§ INSTRUCTION: From the entries below, copy every line holding the word "type".

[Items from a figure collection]
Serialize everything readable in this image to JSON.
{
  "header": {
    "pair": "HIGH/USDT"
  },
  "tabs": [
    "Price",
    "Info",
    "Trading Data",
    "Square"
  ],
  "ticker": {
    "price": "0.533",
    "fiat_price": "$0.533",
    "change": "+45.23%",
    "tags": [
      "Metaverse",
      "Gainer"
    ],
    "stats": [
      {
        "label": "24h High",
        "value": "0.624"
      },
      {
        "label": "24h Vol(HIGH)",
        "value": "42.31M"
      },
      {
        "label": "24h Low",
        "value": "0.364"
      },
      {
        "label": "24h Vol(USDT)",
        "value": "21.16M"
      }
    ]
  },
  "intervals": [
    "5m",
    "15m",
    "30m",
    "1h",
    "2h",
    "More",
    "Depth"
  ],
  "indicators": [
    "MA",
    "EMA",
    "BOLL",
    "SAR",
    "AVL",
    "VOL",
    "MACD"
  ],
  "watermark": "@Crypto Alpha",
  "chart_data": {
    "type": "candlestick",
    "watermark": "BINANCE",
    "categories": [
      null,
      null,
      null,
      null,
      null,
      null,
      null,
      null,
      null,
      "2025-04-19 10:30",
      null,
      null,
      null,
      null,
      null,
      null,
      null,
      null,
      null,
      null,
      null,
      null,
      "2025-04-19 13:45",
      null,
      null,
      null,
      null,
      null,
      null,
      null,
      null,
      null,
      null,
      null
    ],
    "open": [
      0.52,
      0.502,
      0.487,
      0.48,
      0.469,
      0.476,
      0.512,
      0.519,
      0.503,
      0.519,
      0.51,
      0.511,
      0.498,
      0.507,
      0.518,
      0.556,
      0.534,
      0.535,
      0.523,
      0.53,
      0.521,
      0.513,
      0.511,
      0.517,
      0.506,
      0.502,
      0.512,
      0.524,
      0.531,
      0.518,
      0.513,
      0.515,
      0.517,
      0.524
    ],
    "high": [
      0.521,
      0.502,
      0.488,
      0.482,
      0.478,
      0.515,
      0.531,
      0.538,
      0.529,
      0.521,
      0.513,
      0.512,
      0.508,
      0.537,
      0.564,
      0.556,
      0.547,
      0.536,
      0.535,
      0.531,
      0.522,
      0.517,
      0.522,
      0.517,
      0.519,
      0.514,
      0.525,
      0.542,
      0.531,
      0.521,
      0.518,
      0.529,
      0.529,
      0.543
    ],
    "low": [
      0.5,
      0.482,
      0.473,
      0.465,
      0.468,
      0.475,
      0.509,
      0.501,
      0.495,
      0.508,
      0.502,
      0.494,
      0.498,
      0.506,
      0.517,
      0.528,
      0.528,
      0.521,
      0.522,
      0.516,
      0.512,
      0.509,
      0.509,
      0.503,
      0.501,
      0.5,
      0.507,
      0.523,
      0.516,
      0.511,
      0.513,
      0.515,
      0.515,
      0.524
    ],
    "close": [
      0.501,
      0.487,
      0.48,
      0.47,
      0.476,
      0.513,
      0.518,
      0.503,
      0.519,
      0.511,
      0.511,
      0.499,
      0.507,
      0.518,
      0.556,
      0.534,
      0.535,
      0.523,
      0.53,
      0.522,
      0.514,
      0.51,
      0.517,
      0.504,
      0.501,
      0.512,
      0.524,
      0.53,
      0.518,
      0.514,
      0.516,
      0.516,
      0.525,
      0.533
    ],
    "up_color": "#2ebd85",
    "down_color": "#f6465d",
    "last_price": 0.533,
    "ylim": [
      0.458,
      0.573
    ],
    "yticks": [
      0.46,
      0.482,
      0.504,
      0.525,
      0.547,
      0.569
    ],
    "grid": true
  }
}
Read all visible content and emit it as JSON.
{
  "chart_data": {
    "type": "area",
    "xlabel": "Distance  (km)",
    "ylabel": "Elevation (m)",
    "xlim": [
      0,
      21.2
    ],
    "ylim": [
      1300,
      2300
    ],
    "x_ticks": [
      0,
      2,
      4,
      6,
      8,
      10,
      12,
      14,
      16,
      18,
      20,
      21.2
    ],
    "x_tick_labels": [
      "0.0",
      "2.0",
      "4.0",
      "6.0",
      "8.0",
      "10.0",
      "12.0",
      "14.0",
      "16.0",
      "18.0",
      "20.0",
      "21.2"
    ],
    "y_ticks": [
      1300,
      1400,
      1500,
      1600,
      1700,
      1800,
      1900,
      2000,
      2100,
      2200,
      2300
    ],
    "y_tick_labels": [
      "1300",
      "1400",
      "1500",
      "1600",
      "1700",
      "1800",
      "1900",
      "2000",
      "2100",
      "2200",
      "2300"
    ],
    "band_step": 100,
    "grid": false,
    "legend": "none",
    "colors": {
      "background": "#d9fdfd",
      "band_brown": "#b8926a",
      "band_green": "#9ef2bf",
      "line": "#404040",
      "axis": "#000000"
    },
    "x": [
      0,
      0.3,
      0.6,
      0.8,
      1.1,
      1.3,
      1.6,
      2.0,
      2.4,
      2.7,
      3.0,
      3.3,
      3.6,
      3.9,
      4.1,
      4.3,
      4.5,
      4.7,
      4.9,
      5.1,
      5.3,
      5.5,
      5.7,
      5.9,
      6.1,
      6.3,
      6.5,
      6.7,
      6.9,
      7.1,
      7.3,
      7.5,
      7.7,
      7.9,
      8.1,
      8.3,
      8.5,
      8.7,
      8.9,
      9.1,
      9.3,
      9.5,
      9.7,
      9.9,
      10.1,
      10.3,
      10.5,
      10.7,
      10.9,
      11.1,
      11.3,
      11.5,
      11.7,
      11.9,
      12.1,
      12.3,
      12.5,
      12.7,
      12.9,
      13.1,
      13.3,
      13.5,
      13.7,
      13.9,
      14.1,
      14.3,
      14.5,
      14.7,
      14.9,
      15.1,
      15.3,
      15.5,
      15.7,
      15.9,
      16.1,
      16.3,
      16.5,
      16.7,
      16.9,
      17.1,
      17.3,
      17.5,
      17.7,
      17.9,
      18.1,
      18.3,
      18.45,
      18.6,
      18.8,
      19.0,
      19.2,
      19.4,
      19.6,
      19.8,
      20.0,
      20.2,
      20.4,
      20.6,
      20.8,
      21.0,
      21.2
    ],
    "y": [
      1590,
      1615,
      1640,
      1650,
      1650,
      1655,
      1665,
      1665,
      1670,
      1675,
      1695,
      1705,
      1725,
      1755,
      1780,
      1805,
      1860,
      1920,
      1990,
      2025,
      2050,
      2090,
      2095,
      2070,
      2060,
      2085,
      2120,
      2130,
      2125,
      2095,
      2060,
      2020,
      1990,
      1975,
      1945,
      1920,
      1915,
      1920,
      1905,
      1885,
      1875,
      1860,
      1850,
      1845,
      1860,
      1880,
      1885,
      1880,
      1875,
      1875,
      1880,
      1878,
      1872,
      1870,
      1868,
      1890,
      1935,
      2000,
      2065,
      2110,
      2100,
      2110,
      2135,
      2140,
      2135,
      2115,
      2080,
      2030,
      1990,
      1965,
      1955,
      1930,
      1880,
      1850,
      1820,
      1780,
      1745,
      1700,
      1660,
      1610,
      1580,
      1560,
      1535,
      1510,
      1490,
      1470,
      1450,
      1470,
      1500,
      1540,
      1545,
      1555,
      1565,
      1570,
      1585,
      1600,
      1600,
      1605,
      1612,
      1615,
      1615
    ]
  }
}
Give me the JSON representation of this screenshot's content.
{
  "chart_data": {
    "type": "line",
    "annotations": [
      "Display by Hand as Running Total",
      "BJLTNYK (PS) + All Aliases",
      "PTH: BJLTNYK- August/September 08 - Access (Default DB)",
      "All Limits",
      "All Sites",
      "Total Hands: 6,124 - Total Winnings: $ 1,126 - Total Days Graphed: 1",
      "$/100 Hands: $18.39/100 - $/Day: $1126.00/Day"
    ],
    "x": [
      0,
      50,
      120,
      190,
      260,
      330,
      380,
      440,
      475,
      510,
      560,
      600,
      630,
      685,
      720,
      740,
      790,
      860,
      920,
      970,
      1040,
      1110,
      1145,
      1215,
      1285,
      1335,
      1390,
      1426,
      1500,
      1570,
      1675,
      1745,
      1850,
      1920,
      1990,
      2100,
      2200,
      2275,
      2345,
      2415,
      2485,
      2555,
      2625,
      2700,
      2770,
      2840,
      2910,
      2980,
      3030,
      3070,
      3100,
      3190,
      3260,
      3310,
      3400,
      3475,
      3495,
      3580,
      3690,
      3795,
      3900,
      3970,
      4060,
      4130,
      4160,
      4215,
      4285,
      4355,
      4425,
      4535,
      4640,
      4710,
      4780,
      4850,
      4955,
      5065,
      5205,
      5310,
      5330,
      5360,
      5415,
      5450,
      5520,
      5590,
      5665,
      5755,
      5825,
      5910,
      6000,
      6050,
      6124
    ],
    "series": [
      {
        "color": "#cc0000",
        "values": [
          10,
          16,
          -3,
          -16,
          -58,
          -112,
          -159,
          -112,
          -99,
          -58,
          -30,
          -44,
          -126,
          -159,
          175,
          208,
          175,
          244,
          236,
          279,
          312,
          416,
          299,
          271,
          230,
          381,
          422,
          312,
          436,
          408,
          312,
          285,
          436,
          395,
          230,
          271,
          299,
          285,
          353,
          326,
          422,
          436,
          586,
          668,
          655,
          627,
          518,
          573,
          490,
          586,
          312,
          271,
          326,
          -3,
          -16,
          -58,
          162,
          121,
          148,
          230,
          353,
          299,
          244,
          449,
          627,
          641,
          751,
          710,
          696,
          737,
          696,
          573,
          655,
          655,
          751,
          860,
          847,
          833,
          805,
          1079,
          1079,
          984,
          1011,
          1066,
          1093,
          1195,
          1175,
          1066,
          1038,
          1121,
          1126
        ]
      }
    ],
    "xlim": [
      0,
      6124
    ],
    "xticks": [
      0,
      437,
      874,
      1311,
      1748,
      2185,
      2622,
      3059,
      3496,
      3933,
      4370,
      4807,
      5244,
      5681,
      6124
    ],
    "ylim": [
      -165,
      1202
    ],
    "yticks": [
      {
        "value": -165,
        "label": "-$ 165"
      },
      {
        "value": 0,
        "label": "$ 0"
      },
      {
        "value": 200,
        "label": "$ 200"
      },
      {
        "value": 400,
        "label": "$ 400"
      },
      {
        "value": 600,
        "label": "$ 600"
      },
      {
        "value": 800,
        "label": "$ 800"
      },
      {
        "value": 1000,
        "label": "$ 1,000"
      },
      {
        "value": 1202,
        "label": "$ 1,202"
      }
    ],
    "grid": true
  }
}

§ EXERCISE OUTPUT:
    "type": "candlestick",
    "type": "area",
    "type": "line",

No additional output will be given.